§ WORK TO DO:
Transcribe the listing below word for word.

Data records:

** start **

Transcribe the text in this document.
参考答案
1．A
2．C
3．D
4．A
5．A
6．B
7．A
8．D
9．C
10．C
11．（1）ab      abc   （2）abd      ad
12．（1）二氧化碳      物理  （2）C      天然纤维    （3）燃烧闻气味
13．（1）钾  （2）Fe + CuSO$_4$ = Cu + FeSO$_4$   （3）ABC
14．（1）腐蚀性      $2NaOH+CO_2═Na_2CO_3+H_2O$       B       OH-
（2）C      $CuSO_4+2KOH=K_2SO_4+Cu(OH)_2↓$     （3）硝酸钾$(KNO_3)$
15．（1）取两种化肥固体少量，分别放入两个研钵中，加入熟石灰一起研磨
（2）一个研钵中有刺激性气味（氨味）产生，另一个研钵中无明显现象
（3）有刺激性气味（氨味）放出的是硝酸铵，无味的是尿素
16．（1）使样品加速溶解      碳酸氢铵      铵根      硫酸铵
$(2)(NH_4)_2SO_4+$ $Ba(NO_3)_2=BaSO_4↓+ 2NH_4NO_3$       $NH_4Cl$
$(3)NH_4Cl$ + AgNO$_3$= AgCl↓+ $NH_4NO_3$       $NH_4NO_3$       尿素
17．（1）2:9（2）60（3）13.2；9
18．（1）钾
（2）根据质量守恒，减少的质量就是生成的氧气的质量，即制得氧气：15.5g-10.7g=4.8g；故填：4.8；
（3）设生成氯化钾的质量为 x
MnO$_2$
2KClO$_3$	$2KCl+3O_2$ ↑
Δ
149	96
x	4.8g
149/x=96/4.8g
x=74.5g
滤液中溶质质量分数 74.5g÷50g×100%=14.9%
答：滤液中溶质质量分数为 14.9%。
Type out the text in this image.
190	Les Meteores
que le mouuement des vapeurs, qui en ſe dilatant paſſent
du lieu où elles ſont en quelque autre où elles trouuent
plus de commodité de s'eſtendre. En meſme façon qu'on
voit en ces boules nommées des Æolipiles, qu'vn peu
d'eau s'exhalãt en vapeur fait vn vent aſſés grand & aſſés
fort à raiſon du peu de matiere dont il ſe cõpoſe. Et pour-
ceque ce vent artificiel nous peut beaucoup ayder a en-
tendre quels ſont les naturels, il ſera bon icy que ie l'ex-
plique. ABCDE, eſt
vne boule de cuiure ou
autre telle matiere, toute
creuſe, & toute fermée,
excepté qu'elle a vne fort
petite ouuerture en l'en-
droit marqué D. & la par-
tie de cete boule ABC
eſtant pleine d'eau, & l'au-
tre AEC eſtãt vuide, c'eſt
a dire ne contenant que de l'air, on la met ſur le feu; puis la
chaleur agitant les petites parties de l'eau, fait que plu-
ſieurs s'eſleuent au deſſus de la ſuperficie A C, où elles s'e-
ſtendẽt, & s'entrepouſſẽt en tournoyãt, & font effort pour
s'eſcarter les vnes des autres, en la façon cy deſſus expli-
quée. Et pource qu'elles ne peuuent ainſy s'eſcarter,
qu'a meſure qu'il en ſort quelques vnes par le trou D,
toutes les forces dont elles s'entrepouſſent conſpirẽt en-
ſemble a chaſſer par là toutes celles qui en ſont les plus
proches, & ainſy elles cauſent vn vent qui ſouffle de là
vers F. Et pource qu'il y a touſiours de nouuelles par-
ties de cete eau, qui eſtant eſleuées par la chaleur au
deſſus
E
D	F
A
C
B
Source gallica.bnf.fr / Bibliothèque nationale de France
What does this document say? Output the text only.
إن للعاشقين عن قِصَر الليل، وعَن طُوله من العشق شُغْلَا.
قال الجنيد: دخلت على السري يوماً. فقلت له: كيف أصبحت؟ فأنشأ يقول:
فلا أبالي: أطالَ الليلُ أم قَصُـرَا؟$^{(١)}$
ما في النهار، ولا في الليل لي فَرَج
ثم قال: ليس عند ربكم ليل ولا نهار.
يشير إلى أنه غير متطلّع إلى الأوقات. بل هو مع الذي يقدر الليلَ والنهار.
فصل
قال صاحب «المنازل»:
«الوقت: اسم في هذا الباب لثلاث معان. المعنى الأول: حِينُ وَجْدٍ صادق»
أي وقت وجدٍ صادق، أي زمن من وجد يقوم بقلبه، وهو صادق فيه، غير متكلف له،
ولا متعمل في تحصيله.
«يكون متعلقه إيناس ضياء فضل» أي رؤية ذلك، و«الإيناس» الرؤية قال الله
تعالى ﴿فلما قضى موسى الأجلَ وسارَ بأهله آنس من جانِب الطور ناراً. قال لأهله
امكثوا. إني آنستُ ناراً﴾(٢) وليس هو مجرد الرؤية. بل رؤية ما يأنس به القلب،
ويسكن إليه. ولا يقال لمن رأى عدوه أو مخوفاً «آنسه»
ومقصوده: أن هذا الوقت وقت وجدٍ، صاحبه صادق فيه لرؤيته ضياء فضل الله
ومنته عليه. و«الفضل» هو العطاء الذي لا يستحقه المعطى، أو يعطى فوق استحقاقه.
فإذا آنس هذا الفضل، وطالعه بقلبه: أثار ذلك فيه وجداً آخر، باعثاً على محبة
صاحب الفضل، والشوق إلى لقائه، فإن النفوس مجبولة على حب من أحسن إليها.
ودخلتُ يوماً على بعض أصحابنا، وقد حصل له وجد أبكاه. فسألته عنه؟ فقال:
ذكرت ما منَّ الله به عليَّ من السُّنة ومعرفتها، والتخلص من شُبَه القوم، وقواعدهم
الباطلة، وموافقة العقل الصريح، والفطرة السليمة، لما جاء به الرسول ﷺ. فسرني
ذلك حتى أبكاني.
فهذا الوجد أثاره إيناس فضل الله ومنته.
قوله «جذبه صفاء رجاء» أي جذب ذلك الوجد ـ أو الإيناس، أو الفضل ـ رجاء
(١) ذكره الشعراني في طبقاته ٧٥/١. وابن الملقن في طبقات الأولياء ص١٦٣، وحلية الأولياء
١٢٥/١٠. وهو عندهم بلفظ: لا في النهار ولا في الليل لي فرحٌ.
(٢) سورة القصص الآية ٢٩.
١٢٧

** end **

§ EXERCISE ANSWER:
Transcribe the text in this document.
参考答案
1．A
2．C
3．D
4．A
5．A
6．B
7．A
8．D
9．C
10．C
11．（1）ab      abc   （2）abd      ad
12．（1）二氧化碳      物理  （2）C      天然纤维    （3）燃烧闻气味
13．（1）钾  （2）Fe + CuSO$_4$ = Cu + FeSO$_4$   （3）ABC
14．（1）腐蚀性      $2NaOH+CO_2═Na_2CO_3+H_2O$       B       OH-
（2）C      $CuSO_4+2KOH=K_2SO_4+Cu(OH)_2↓$     （3）硝酸钾$(KNO_3)$
15．（1）取两种化肥固体少量，分别放入两个研钵中，加入熟石灰一起研磨
（2）一个研钵中有刺激性气味（氨味）产生，另一个研钵中无明显现象
（3）有刺激性气味（氨味）放出的是硝酸铵，无味的是尿素
16．（1）使样品加速溶解      碳酸氢铵      铵根      硫酸铵
$(2)(NH_4)_2SO_4+$ $Ba(NO_3)_2=BaSO_4↓+ 2NH_4NO_3$       $NH_4Cl$
$(3)NH_4Cl$ + AgNO$_3$= AgCl↓+ $NH_4NO_3$       $NH_4NO_3$       尿素
17．（1）2:9（2）60（3）13.2；9
18．（1）钾
（2）根据质量守恒，减少的质量就是生成的氧气的质量，即制得氧气：15.5g-10.7g=4.8g；故填：4.8；
（3）设生成氯化钾的质量为 x
MnO$_2$
2KClO$_3$	$2KCl+3O_2$ ↑
Δ
149	96
x	4.8g
149/x=96/4.8g
x=74.5g
滤液中溶质质量分数 74.5g÷50g×100%=14.9%
答：滤液中溶质质量分数为 14.9%。
Type out the text in this image.
190	Les Meteores
que le mouuement des vapeurs, qui en ſe dilatant paſſent
du lieu où elles ſont en quelque autre où elles trouuent
plus de commodité de s'eſtendre. En meſme façon qu'on
voit en ces boules nommées des Æolipiles, qu'vn peu
d'eau s'exhalãt en vapeur fait vn vent aſſés grand & aſſés
fort à raiſon du peu de matiere dont il ſe cõpoſe. Et pour-
ceque ce vent artificiel nous peut beaucoup ayder a en-
tendre quels ſont les naturels, il ſera bon icy que ie l'ex-
plique. ABCDE, eſt
vne boule de cuiure ou
autre telle matiere, toute
creuſe, & toute fermée,
excepté qu'elle a vne fort
petite ouuerture en l'en-
droit marqué D. & la par-
tie de cete boule ABC
eſtant pleine d'eau, & l'au-
tre AEC eſtãt vuide, c'eſt
a dire ne contenant que de l'air, on la met ſur le feu; puis la
chaleur agitant les petites parties de l'eau, fait que plu-
ſieurs s'eſleuent au deſſus de la ſuperficie A C, où elles s'e-
ſtendẽt, & s'entrepouſſẽt en tournoyãt, & font effort pour
s'eſcarter les vnes des autres, en la façon cy deſſus expli-
quée. Et pource qu'elles ne peuuent ainſy s'eſcarter,
qu'a meſure qu'il en ſort quelques vnes par le trou D,
toutes les forces dont elles s'entrepouſſent conſpirẽt en-
ſemble a chaſſer par là toutes celles qui en ſont les plus
proches, & ainſy elles cauſent vn vent qui ſouffle de là
vers F. Et pource qu'il y a touſiours de nouuelles par-
ties de cete eau, qui eſtant eſleuées par la chaleur au
deſſus
E
D	F
A
C
B
Source gallica.bnf.fr / Bibliothèque nationale de France
What does this document say? Output the text only.
إن للعاشقين عن قِصَر الليل، وعَن طُوله من العشق شُغْلَا.
قال الجنيد: دخلت على السري يوماً. فقلت له: كيف أصبحت؟ فأنشأ يقول:
فلا أبالي: أطالَ الليلُ أم قَصُـرَا؟$^{(١)}$
ما في النهار، ولا في الليل لي فَرَج
ثم قال: ليس عند ربكم ليل ولا نهار.
يشير إلى أنه غير متطلّع إلى الأوقات. بل هو مع الذي يقدر الليلَ والنهار.
فصل
قال صاحب «المنازل»:
«الوقت: اسم في هذا الباب لثلاث معان. المعنى الأول: حِينُ وَجْدٍ صادق»
أي وقت وجدٍ صادق، أي زمن من وجد يقوم بقلبه، وهو صادق فيه، غير متكلف له،
ولا متعمل في تحصيله.
«يكون متعلقه إيناس ضياء فضل» أي رؤية ذلك، و«الإيناس» الرؤية قال الله
تعالى ﴿فلما قضى موسى الأجلَ وسارَ بأهله آنس من جانِب الطور ناراً. قال لأهله
امكثوا. إني آنستُ ناراً﴾(٢) وليس هو مجرد الرؤية. بل رؤية ما يأنس به القلب،
ويسكن إليه. ولا يقال لمن رأى عدوه أو مخوفاً «آنسه»
ومقصوده: أن هذا الوقت وقت وجدٍ، صاحبه صادق فيه لرؤيته ضياء فضل الله
ومنته عليه. و«الفضل» هو العطاء الذي لا يستحقه المعطى، أو يعطى فوق استحقاقه.
فإذا آنس هذا الفضل، وطالعه بقلبه: أثار ذلك فيه وجداً آخر، باعثاً على محبة
صاحب الفضل، والشوق إلى لقائه، فإن النفوس مجبولة على حب من أحسن إليها.
ودخلتُ يوماً على بعض أصحابنا، وقد حصل له وجد أبكاه. فسألته عنه؟ فقال:
ذكرت ما منَّ الله به عليَّ من السُّنة ومعرفتها، والتخلص من شُبَه القوم، وقواعدهم
الباطلة، وموافقة العقل الصريح، والفطرة السليمة، لما جاء به الرسول ﷺ. فسرني
ذلك حتى أبكاني.
فهذا الوجد أثاره إيناس فضل الله ومنته.
قوله «جذبه صفاء رجاء» أي جذب ذلك الوجد ـ أو الإيناس، أو الفضل ـ رجاء
(١) ذكره الشعراني في طبقاته ٧٥/١. وابن الملقن في طبقات الأولياء ص١٦٣، وحلية الأولياء
١٢٥/١٠. وهو عندهم بلفظ: لا في النهار ولا في الليل لي فرحٌ.
(٢) سورة القصص الآية ٢٩.
١٢٧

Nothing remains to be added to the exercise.